*Problem description*:
Determine how many lines contain the string "kiselina", then reply with that figure only.

*Provided data*:
+--

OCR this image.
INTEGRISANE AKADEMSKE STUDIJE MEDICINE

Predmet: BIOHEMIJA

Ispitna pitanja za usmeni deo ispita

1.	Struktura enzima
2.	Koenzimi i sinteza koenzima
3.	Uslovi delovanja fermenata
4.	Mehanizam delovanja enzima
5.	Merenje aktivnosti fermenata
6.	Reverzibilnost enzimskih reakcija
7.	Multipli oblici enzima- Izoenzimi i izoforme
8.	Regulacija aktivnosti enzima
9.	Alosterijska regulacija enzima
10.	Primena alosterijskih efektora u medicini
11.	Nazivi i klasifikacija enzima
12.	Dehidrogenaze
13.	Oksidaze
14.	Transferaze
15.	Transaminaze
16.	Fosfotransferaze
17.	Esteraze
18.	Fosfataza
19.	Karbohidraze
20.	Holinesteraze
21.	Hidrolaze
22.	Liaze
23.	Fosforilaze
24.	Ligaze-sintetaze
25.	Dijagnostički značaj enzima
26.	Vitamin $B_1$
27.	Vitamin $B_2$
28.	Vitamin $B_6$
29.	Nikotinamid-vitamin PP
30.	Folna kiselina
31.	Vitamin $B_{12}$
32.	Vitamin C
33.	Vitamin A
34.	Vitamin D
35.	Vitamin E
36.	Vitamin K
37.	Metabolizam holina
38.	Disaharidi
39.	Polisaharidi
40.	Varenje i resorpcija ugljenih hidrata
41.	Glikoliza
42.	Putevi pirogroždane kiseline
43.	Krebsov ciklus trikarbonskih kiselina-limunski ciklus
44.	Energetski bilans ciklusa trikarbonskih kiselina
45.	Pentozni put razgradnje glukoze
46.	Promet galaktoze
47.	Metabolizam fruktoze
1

+--

*Exercise answer*:
3